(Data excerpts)
=-=-=
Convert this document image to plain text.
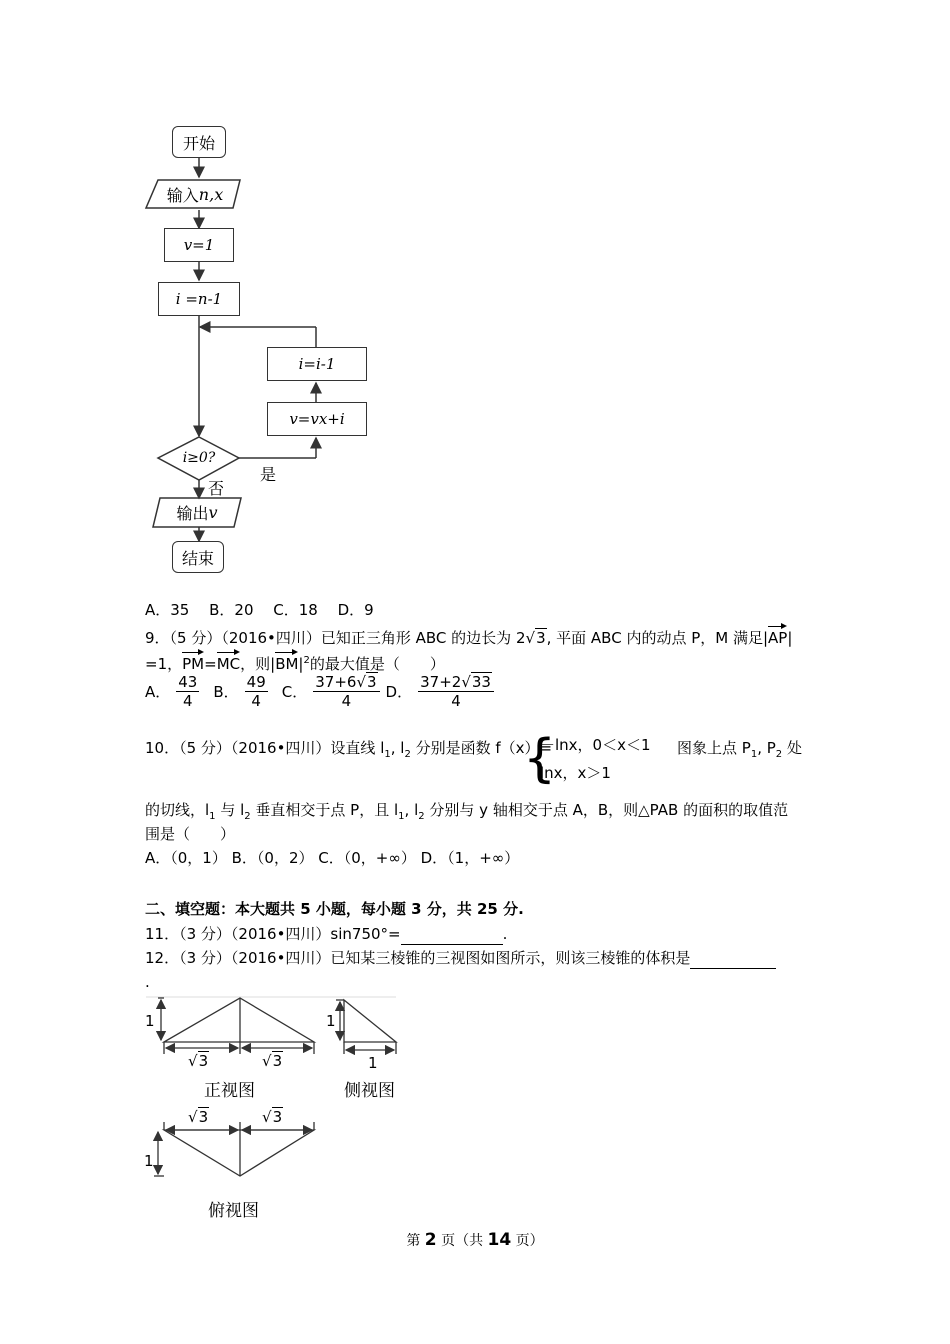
开始
输入 n,x
v=1
i =n-1
i=i-1
v=vx+i
i≥0?
是
否
输出 v
结束
A．35　 B．20　 C．18　 D．9
9．（5 分）（2016•四川）已知正三角形 ABC 的边长为 2√3, 平面 ABC 内的动点 P，M 满足|AP|
=1，PM=MC，则$|BM|^2$的最大值是（　　）
A． $\frac{43}{4}$ B． $\frac{49}{4}$ C． $\frac{37+6√3}{4}$ D． $\frac{37+2√33}{4}$
10．（5 分）（2016•四川）设直线 $l_1$, $l_2$ 分别是函数 f（x）=
{
－lnx，0＜x＜1
lnx，x＞1
图象上点 $P_1$, $P_2$ 处
的切线，$l_1$ 与 $l_2$ 垂直相交于点 P，且 $l_1$, $l_2$ 分别与 y 轴相交于点 A，B，则△PAB 的面积的取值范
围是（　　）
A．（0，1） B．（0，2） C．（0，+∞） D．（1，+∞）
二、填空题：本大题共 5 小题，每小题 3 分，共 25 分.
11．（3 分）（2016•四川）sin750°=	.
12．（3 分）（2016•四川）已知某三棱锥的三视图如图所示，则该三棱锥的体积是
.
1
√3	√3
正视图
1
1
侧视图
√3	√3
1
俯视图
第 2 页（共 14 页）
=-=-=
STATED GOAL —
Repeat the lines above exactly, and keep every picture out.

OUTPUT FOR THIS TASK —
Convert this document image to plain text.
开始
输入 n,x
v=1
i =n-1
i=i-1
v=vx+i
i≥0?
是
否
输出 v
结束
A．35　 B．20　 C．18　 D．9
9．（5 分）（2016•四川）已知正三角形 ABC 的边长为 2√3, 平面 ABC 内的动点 P，M 满足|AP|
=1，PM=MC，则$|BM|^2$的最大值是（　　）
A． $\frac{43}{4}$ B． $\frac{49}{4}$ C． $\frac{37+6√3}{4}$ D． $\frac{37+2√33}{4}$
10．（5 分）（2016•四川）设直线 $l_1$, $l_2$ 分别是函数 f（x）=
{
－lnx，0＜x＜1
lnx，x＞1
图象上点 $P_1$, $P_2$ 处
的切线，$l_1$ 与 $l_2$ 垂直相交于点 P，且 $l_1$, $l_2$ 分别与 y 轴相交于点 A，B，则△PAB 的面积的取值范
围是（　　）
A．（0，1） B．（0，2） C．（0，+∞） D．（1，+∞）
二、填空题：本大题共 5 小题，每小题 3 分，共 25 分.
11．（3 分）（2016•四川）sin750°=	.
12．（3 分）（2016•四川）已知某三棱锥的三视图如图所示，则该三棱锥的体积是
.
1
√3	√3
正视图
1
1
侧视图
√3	√3
1
俯视图
第 2 页（共 14 页）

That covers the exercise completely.